> _WHAT YOU WILL DO_:
Copy these records word for word, omitting the pictures.

───── GIVEN DATA ─────

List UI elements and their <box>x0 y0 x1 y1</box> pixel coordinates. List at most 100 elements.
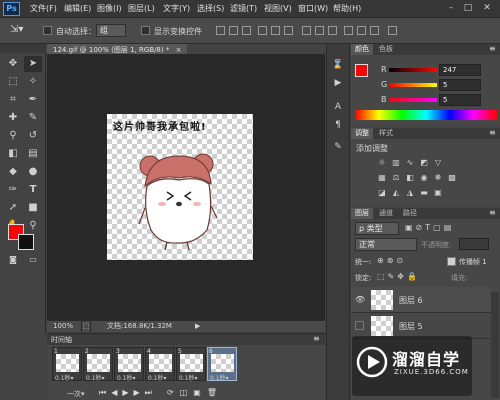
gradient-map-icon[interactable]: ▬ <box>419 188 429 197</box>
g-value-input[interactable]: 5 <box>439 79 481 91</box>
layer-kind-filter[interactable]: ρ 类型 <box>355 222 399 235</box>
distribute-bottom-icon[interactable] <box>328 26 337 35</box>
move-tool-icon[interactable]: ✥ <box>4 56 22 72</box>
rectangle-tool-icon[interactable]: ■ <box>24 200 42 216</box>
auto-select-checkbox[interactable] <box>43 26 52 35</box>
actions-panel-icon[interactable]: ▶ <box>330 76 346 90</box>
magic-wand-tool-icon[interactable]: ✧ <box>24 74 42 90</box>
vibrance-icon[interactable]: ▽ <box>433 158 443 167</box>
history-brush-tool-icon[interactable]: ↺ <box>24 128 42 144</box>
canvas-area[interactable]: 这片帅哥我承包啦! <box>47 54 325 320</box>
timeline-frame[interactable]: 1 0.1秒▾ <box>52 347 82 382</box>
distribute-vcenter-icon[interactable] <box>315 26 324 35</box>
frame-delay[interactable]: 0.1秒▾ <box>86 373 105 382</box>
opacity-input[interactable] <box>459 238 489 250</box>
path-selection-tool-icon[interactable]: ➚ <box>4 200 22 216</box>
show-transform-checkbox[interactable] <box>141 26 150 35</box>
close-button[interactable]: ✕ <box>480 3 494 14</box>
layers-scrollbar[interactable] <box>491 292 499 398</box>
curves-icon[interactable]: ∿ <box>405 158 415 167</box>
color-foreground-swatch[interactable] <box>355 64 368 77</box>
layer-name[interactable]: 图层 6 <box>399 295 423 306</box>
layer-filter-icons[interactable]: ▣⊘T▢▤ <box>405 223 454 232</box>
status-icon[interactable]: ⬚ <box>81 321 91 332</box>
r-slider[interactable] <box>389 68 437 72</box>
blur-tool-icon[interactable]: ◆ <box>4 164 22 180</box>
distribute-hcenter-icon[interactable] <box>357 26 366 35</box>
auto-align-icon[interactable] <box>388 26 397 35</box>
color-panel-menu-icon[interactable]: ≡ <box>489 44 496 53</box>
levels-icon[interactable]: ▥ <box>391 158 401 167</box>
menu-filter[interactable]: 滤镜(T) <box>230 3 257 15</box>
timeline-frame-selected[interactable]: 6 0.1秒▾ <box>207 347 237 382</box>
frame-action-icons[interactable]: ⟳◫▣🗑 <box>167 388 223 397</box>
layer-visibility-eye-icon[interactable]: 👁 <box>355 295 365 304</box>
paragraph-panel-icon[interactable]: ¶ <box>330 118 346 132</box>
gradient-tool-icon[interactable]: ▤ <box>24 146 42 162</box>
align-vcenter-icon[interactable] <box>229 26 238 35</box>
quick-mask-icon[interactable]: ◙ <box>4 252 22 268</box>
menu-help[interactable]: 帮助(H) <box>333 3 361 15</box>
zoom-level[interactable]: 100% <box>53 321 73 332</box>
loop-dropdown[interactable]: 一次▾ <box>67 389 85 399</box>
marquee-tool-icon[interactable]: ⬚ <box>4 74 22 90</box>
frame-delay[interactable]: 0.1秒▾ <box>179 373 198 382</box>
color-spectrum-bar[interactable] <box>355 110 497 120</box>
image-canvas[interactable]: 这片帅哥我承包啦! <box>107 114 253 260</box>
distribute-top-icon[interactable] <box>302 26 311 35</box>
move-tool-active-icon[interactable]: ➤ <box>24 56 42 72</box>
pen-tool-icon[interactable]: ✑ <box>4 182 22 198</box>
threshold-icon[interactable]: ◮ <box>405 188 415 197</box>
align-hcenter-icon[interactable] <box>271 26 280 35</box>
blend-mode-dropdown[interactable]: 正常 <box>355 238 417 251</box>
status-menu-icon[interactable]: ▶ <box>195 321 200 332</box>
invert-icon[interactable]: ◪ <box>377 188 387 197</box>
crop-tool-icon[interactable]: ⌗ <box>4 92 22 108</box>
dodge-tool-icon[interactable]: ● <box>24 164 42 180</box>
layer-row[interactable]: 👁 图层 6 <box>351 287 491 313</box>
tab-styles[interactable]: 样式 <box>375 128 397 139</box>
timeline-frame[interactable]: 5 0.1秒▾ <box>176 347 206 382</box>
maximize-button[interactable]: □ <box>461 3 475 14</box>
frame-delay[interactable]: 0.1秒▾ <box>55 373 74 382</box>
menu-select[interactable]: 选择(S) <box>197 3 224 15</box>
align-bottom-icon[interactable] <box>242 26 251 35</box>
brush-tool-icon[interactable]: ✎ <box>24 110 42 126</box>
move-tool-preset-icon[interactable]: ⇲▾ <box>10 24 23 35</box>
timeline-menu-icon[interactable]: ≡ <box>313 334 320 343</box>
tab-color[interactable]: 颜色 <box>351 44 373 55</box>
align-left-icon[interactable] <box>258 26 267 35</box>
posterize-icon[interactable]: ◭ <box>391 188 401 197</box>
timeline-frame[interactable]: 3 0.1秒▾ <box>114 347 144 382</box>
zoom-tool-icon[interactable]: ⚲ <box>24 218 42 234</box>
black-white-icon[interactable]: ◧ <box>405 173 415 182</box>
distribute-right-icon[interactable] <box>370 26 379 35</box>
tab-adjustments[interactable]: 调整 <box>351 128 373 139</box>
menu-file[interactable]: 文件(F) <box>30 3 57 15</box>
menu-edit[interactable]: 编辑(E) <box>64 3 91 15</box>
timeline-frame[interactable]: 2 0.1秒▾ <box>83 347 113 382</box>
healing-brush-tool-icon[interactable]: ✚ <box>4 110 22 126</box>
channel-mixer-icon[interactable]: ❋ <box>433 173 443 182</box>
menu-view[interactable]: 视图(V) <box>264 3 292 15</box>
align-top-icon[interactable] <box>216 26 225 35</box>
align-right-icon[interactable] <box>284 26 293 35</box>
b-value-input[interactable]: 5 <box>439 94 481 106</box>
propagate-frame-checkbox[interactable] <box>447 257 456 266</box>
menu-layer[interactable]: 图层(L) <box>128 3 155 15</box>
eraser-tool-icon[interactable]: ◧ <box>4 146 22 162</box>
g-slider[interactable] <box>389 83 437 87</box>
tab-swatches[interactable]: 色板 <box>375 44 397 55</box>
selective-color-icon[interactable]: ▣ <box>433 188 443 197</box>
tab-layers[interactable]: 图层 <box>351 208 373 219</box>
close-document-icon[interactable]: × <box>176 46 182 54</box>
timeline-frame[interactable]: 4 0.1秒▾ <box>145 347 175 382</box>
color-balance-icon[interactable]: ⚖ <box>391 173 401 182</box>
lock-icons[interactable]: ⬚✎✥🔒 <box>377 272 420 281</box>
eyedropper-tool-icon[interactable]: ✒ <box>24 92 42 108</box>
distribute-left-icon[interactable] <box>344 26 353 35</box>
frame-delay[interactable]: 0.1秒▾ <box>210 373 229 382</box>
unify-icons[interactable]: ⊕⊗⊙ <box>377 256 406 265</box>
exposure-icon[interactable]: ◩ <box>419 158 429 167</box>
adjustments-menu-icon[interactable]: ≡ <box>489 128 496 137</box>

─────

> _EXPECTED ANSWER_:
List UI elements and their <box>x0 y0 x1 y1</box> pixel coordinates. List at most 100 elements.
gradient-map-icon[interactable]: ▬ <box>419 188 429 197</box>
g-value-input[interactable]: 5 <box>439 79 481 91</box>
layer-kind-filter[interactable]: ρ 类型 <box>355 222 399 235</box>
distribute-bottom-icon[interactable] <box>328 26 337 35</box>
move-tool-icon[interactable]: ✥ <box>4 56 22 72</box>
rectangle-tool-icon[interactable]: ■ <box>24 200 42 216</box>
auto-select-checkbox[interactable] <box>43 26 52 35</box>
actions-panel-icon[interactable]: ▶ <box>330 76 346 90</box>
magic-wand-tool-icon[interactable]: ✧ <box>24 74 42 90</box>
vibrance-icon[interactable]: ▽ <box>433 158 443 167</box>
history-brush-tool-icon[interactable]: ↺ <box>24 128 42 144</box>
canvas-area[interactable]: 这片帅哥我承包啦! <box>47 54 325 320</box>
timeline-frame[interactable]: 1 0.1秒▾ <box>52 347 82 382</box>
distribute-vcenter-icon[interactable] <box>315 26 324 35</box>
frame-delay[interactable]: 0.1秒▾ <box>86 373 105 382</box>
opacity-input[interactable] <box>459 238 489 250</box>
path-selection-tool-icon[interactable]: ➚ <box>4 200 22 216</box>
show-transform-checkbox[interactable] <box>141 26 150 35</box>
close-button[interactable]: ✕ <box>480 3 494 14</box>
layers-scrollbar[interactable] <box>491 292 499 398</box>
curves-icon[interactable]: ∿ <box>405 158 415 167</box>
color-foreground-swatch[interactable] <box>355 64 368 77</box>
layer-name[interactable]: 图层 6 <box>399 295 423 306</box>
layer-filter-icons[interactable]: ▣⊘T▢▤ <box>405 223 454 232</box>
status-icon[interactable]: ⬚ <box>81 321 91 332</box>
r-slider[interactable] <box>389 68 437 72</box>
blur-tool-icon[interactable]: ◆ <box>4 164 22 180</box>
distribute-hcenter-icon[interactable] <box>357 26 366 35</box>
auto-align-icon[interactable] <box>388 26 397 35</box>
color-panel-menu-icon[interactable]: ≡ <box>489 44 496 53</box>
levels-icon[interactable]: ▥ <box>391 158 401 167</box>
menu-filter[interactable]: 滤镜(T) <box>230 3 257 15</box>
timeline-frame-selected[interactable]: 6 0.1秒▾ <box>207 347 237 382</box>
frame-action-icons[interactable]: ⟳◫▣🗑 <box>167 388 223 397</box>
layer-visibility-eye-icon[interactable]: 👁 <box>355 295 365 304</box>
paragraph-panel-icon[interactable]: ¶ <box>330 118 346 132</box>
gradient-tool-icon[interactable]: ▤ <box>24 146 42 162</box>
align-vcenter-icon[interactable] <box>229 26 238 35</box>
quick-mask-icon[interactable]: ◙ <box>4 252 22 268</box>
menu-help[interactable]: 帮助(H) <box>333 3 361 15</box>
zoom-level[interactable]: 100% <box>53 321 73 332</box>
loop-dropdown[interactable]: 一次▾ <box>67 389 85 399</box>
marquee-tool-icon[interactable]: ⬚ <box>4 74 22 90</box>
frame-delay[interactable]: 0.1秒▾ <box>179 373 198 382</box>
color-spectrum-bar[interactable] <box>355 110 497 120</box>
image-canvas[interactable]: 这片帅哥我承包啦! <box>107 114 253 260</box>
distribute-top-icon[interactable] <box>302 26 311 35</box>
move-tool-active-icon[interactable]: ➤ <box>24 56 42 72</box>
pen-tool-icon[interactable]: ✑ <box>4 182 22 198</box>
threshold-icon[interactable]: ◮ <box>405 188 415 197</box>
align-hcenter-icon[interactable] <box>271 26 280 35</box>
blend-mode-dropdown[interactable]: 正常 <box>355 238 417 251</box>
status-menu-icon[interactable]: ▶ <box>195 321 200 332</box>
invert-icon[interactable]: ◪ <box>377 188 387 197</box>
crop-tool-icon[interactable]: ⌗ <box>4 92 22 108</box>
dodge-tool-icon[interactable]: ● <box>24 164 42 180</box>
layer-row[interactable]: 👁 图层 6 <box>351 287 491 313</box>
tab-styles[interactable]: 样式 <box>375 128 397 139</box>
timeline-frame[interactable]: 5 0.1秒▾ <box>176 347 206 382</box>
maximize-button[interactable]: □ <box>461 3 475 14</box>
frame-delay[interactable]: 0.1秒▾ <box>55 373 74 382</box>
menu-select[interactable]: 选择(S) <box>197 3 224 15</box>
align-bottom-icon[interactable] <box>242 26 251 35</box>
brush-tool-icon[interactable]: ✎ <box>24 110 42 126</box>
move-tool-preset-icon[interactable]: ⇲▾ <box>10 24 23 35</box>
timeline-menu-icon[interactable]: ≡ <box>313 334 320 343</box>
tab-color[interactable]: 颜色 <box>351 44 373 55</box>
align-left-icon[interactable] <box>258 26 267 35</box>
posterize-icon[interactable]: ◭ <box>391 188 401 197</box>
timeline-frame[interactable]: 3 0.1秒▾ <box>114 347 144 382</box>
zoom-tool-icon[interactable]: ⚲ <box>24 218 42 234</box>
black-white-icon[interactable]: ◧ <box>405 173 415 182</box>
distribute-right-icon[interactable] <box>370 26 379 35</box>
tab-adjustments[interactable]: 调整 <box>351 128 373 139</box>
menu-file[interactable]: 文件(F) <box>30 3 57 15</box>
menu-edit[interactable]: 编辑(E) <box>64 3 91 15</box>
timeline-frame[interactable]: 2 0.1秒▾ <box>83 347 113 382</box>
healing-brush-tool-icon[interactable]: ✚ <box>4 110 22 126</box>
channel-mixer-icon[interactable]: ❋ <box>433 173 443 182</box>
menu-view[interactable]: 视图(V) <box>264 3 292 15</box>
align-top-icon[interactable] <box>216 26 225 35</box>
align-right-icon[interactable] <box>284 26 293 35</box>
b-value-input[interactable]: 5 <box>439 94 481 106</box>
propagate-frame-checkbox[interactable] <box>447 257 456 266</box>
menu-layer[interactable]: 图层(L) <box>128 3 155 15</box>
eraser-tool-icon[interactable]: ◧ <box>4 146 22 162</box>
g-slider[interactable] <box>389 83 437 87</box>
tab-swatches[interactable]: 色板 <box>375 44 397 55</box>
selective-color-icon[interactable]: ▣ <box>433 188 443 197</box>
tab-layers[interactable]: 图层 <box>351 208 373 219</box>
close-document-icon[interactable]: × <box>176 46 182 54</box>
timeline-frame[interactable]: 4 0.1秒▾ <box>145 347 175 382</box>
color-balance-icon[interactable]: ⚖ <box>391 173 401 182</box>
lock-icons[interactable]: ⬚✎✥🔒 <box>377 272 420 281</box>
eyedropper-tool-icon[interactable]: ✒ <box>24 92 42 108</box>
distribute-left-icon[interactable] <box>344 26 353 35</box>
frame-delay[interactable]: 0.1秒▾ <box>210 373 229 382</box>
unify-icons[interactable]: ⊕⊗⊙ <box>377 256 406 265</box>
exposure-icon[interactable]: ◩ <box>419 158 429 167</box>
adjustments-menu-icon[interactable]: ≡ <box>489 128 496 137</box>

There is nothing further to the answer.